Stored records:
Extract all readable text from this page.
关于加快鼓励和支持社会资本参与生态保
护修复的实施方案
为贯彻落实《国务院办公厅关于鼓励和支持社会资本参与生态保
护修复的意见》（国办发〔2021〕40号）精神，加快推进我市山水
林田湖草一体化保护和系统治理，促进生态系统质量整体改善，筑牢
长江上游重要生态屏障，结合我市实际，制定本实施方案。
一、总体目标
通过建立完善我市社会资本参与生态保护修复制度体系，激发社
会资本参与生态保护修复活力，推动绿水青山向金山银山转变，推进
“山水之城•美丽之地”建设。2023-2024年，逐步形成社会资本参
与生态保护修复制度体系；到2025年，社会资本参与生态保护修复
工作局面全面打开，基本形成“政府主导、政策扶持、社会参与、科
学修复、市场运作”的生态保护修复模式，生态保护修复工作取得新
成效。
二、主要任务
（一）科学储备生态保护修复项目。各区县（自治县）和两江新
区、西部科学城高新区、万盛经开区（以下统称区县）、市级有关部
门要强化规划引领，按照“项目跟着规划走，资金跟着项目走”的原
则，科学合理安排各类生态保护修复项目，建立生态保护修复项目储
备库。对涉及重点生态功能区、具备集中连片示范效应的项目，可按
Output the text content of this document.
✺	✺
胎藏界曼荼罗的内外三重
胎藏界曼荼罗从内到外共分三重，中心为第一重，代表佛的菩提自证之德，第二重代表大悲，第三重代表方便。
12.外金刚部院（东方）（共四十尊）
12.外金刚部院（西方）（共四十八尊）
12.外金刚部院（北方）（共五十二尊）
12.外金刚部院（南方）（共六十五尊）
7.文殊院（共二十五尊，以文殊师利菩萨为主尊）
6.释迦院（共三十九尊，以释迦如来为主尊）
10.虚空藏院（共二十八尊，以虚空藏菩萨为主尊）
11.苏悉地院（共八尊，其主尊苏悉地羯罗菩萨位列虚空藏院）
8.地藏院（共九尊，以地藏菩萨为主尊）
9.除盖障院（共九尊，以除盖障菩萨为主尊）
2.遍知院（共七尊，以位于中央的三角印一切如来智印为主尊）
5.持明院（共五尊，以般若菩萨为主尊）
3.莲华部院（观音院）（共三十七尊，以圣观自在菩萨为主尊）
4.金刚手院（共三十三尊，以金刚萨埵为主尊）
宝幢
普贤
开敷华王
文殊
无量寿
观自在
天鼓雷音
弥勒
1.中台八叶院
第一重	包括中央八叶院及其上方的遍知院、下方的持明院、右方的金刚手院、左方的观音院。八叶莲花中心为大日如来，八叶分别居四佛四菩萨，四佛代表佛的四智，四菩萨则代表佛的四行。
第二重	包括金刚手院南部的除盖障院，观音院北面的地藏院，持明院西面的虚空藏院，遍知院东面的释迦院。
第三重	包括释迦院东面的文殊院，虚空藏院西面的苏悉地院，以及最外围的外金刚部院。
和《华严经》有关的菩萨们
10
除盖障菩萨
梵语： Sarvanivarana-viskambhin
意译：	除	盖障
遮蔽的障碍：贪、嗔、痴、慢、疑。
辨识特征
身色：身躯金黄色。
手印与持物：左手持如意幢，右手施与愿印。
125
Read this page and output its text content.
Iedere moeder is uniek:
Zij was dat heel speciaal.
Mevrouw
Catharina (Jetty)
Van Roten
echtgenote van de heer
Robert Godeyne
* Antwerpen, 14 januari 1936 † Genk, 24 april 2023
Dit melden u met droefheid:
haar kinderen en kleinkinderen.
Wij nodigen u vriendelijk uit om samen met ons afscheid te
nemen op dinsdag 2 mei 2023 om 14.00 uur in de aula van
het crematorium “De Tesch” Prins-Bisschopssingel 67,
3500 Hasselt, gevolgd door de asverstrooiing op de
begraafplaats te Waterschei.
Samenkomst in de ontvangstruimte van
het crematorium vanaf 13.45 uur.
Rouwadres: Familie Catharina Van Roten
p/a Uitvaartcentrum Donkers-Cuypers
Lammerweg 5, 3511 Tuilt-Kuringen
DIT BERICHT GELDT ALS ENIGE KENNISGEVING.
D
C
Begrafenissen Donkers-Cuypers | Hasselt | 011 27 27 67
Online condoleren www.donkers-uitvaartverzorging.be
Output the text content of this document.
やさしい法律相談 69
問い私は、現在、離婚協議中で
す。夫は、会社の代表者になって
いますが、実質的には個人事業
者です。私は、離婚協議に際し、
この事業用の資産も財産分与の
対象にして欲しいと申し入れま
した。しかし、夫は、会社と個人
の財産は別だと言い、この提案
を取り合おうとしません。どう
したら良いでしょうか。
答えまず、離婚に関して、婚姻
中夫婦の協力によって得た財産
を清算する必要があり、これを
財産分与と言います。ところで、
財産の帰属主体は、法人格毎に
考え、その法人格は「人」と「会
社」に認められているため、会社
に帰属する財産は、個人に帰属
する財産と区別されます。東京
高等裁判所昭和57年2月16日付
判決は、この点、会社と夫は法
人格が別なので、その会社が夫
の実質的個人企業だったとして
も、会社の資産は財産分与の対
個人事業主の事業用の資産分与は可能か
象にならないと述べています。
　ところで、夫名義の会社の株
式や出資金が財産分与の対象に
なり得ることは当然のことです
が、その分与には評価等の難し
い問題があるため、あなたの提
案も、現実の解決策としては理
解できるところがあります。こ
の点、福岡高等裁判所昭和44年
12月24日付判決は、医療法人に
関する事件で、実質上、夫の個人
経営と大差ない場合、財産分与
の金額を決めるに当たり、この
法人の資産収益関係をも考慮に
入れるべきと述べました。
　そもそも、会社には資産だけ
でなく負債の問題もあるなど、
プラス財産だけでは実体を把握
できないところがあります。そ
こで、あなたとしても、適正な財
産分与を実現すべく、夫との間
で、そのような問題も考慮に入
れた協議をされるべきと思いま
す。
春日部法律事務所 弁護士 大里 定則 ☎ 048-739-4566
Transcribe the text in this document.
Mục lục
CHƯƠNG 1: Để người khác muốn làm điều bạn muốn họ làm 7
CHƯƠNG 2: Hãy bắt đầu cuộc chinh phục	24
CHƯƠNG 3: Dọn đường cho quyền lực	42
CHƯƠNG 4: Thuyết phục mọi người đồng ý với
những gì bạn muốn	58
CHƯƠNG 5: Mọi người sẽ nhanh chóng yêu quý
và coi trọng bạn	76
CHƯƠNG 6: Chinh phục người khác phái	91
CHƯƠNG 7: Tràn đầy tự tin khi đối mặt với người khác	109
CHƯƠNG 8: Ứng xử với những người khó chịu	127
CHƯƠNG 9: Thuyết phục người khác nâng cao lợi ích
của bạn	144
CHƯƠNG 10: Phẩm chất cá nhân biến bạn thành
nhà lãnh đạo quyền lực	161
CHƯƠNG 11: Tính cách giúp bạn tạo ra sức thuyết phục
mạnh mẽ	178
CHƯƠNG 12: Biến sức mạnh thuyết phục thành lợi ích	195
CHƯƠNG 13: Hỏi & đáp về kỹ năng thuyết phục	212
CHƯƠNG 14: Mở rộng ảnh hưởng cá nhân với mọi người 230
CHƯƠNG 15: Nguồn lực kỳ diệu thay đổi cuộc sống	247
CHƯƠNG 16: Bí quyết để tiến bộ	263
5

[What you will do]: Repeat the material above exactly.

[The answer]:
Extract all readable text from this page.
关于加快鼓励和支持社会资本参与生态保
护修复的实施方案
为贯彻落实《国务院办公厅关于鼓励和支持社会资本参与生态保
护修复的意见》（国办发〔2021〕40号）精神，加快推进我市山水
林田湖草一体化保护和系统治理，促进生态系统质量整体改善，筑牢
长江上游重要生态屏障，结合我市实际，制定本实施方案。
一、总体目标
通过建立完善我市社会资本参与生态保护修复制度体系，激发社
会资本参与生态保护修复活力，推动绿水青山向金山银山转变，推进
“山水之城•美丽之地”建设。2023-2024年，逐步形成社会资本参
与生态保护修复制度体系；到2025年，社会资本参与生态保护修复
工作局面全面打开，基本形成“政府主导、政策扶持、社会参与、科
学修复、市场运作”的生态保护修复模式，生态保护修复工作取得新
成效。
二、主要任务
（一）科学储备生态保护修复项目。各区县（自治县）和两江新
区、西部科学城高新区、万盛经开区（以下统称区县）、市级有关部
门要强化规划引领，按照“项目跟着规划走，资金跟着项目走”的原
则，科学合理安排各类生态保护修复项目，建立生态保护修复项目储
备库。对涉及重点生态功能区、具备集中连片示范效应的项目，可按
Output the text content of this document.
✺	✺
胎藏界曼荼罗的内外三重
胎藏界曼荼罗从内到外共分三重，中心为第一重，代表佛的菩提自证之德，第二重代表大悲，第三重代表方便。
12.外金刚部院（东方）（共四十尊）
12.外金刚部院（西方）（共四十八尊）
12.外金刚部院（北方）（共五十二尊）
12.外金刚部院（南方）（共六十五尊）
7.文殊院（共二十五尊，以文殊师利菩萨为主尊）
6.释迦院（共三十九尊，以释迦如来为主尊）
10.虚空藏院（共二十八尊，以虚空藏菩萨为主尊）
11.苏悉地院（共八尊，其主尊苏悉地羯罗菩萨位列虚空藏院）
8.地藏院（共九尊，以地藏菩萨为主尊）
9.除盖障院（共九尊，以除盖障菩萨为主尊）
2.遍知院（共七尊，以位于中央的三角印一切如来智印为主尊）
5.持明院（共五尊，以般若菩萨为主尊）
3.莲华部院（观音院）（共三十七尊，以圣观自在菩萨为主尊）
4.金刚手院（共三十三尊，以金刚萨埵为主尊）
宝幢
普贤
开敷华王
文殊
无量寿
观自在
天鼓雷音
弥勒
1.中台八叶院
第一重	包括中央八叶院及其上方的遍知院、下方的持明院、右方的金刚手院、左方的观音院。八叶莲花中心为大日如来，八叶分别居四佛四菩萨，四佛代表佛的四智，四菩萨则代表佛的四行。
第二重	包括金刚手院南部的除盖障院，观音院北面的地藏院，持明院西面的虚空藏院，遍知院东面的释迦院。
第三重	包括释迦院东面的文殊院，虚空藏院西面的苏悉地院，以及最外围的外金刚部院。
和《华严经》有关的菩萨们
10
除盖障菩萨
梵语： Sarvanivarana-viskambhin
意译：	除	盖障
遮蔽的障碍：贪、嗔、痴、慢、疑。
辨识特征
身色：身躯金黄色。
手印与持物：左手持如意幢，右手施与愿印。
125
Read this page and output its text content.
Iedere moeder is uniek:
Zij was dat heel speciaal.
Mevrouw
Catharina (Jetty)
Van Roten
echtgenote van de heer
Robert Godeyne
* Antwerpen, 14 januari 1936 † Genk, 24 april 2023
Dit melden u met droefheid:
haar kinderen en kleinkinderen.
Wij nodigen u vriendelijk uit om samen met ons afscheid te
nemen op dinsdag 2 mei 2023 om 14.00 uur in de aula van
het crematorium “De Tesch” Prins-Bisschopssingel 67,
3500 Hasselt, gevolgd door de asverstrooiing op de
begraafplaats te Waterschei.
Samenkomst in de ontvangstruimte van
het crematorium vanaf 13.45 uur.
Rouwadres: Familie Catharina Van Roten
p/a Uitvaartcentrum Donkers-Cuypers
Lammerweg 5, 3511 Tuilt-Kuringen
DIT BERICHT GELDT ALS ENIGE KENNISGEVING.
D
C
Begrafenissen Donkers-Cuypers | Hasselt | 011 27 27 67
Online condoleren www.donkers-uitvaartverzorging.be
Output the text content of this document.
やさしい法律相談 69
問い私は、現在、離婚協議中で
す。夫は、会社の代表者になって
いますが、実質的には個人事業
者です。私は、離婚協議に際し、
この事業用の資産も財産分与の
対象にして欲しいと申し入れま
した。しかし、夫は、会社と個人
の財産は別だと言い、この提案
を取り合おうとしません。どう
したら良いでしょうか。
答えまず、離婚に関して、婚姻
中夫婦の協力によって得た財産
を清算する必要があり、これを
財産分与と言います。ところで、
財産の帰属主体は、法人格毎に
考え、その法人格は「人」と「会
社」に認められているため、会社
に帰属する財産は、個人に帰属
する財産と区別されます。東京
高等裁判所昭和57年2月16日付
判決は、この点、会社と夫は法
人格が別なので、その会社が夫
の実質的個人企業だったとして
も、会社の資産は財産分与の対
個人事業主の事業用の資産分与は可能か
象にならないと述べています。
　ところで、夫名義の会社の株
式や出資金が財産分与の対象に
なり得ることは当然のことです
が、その分与には評価等の難し
い問題があるため、あなたの提
案も、現実の解決策としては理
解できるところがあります。こ
の点、福岡高等裁判所昭和44年
12月24日付判決は、医療法人に
関する事件で、実質上、夫の個人
経営と大差ない場合、財産分与
の金額を決めるに当たり、この
法人の資産収益関係をも考慮に
入れるべきと述べました。
　そもそも、会社には資産だけ
でなく負債の問題もあるなど、
プラス財産だけでは実体を把握
できないところがあります。そ
こで、あなたとしても、適正な財
産分与を実現すべく、夫との間
で、そのような問題も考慮に入
れた協議をされるべきと思いま
す。
春日部法律事務所 弁護士 大里 定則 ☎ 048-739-4566
Transcribe the text in this document.
Mục lục
CHƯƠNG 1: Để người khác muốn làm điều bạn muốn họ làm 7
CHƯƠNG 2: Hãy bắt đầu cuộc chinh phục	24
CHƯƠNG 3: Dọn đường cho quyền lực	42
CHƯƠNG 4: Thuyết phục mọi người đồng ý với
những gì bạn muốn	58
CHƯƠNG 5: Mọi người sẽ nhanh chóng yêu quý
và coi trọng bạn	76
CHƯƠNG 6: Chinh phục người khác phái	91
CHƯƠNG 7: Tràn đầy tự tin khi đối mặt với người khác	109
CHƯƠNG 8: Ứng xử với những người khó chịu	127
CHƯƠNG 9: Thuyết phục người khác nâng cao lợi ích
của bạn	144
CHƯƠNG 10: Phẩm chất cá nhân biến bạn thành
nhà lãnh đạo quyền lực	161
CHƯƠNG 11: Tính cách giúp bạn tạo ra sức thuyết phục
mạnh mẽ	178
CHƯƠNG 12: Biến sức mạnh thuyết phục thành lợi ích	195
CHƯƠNG 13: Hỏi & đáp về kỹ năng thuyết phục	212
CHƯƠNG 14: Mở rộng ảnh hưởng cá nhân với mọi người 230
CHƯƠNG 15: Nguồn lực kỳ diệu thay đổi cuộc sống	247
CHƯƠNG 16: Bí quyết để tiến bộ	263
5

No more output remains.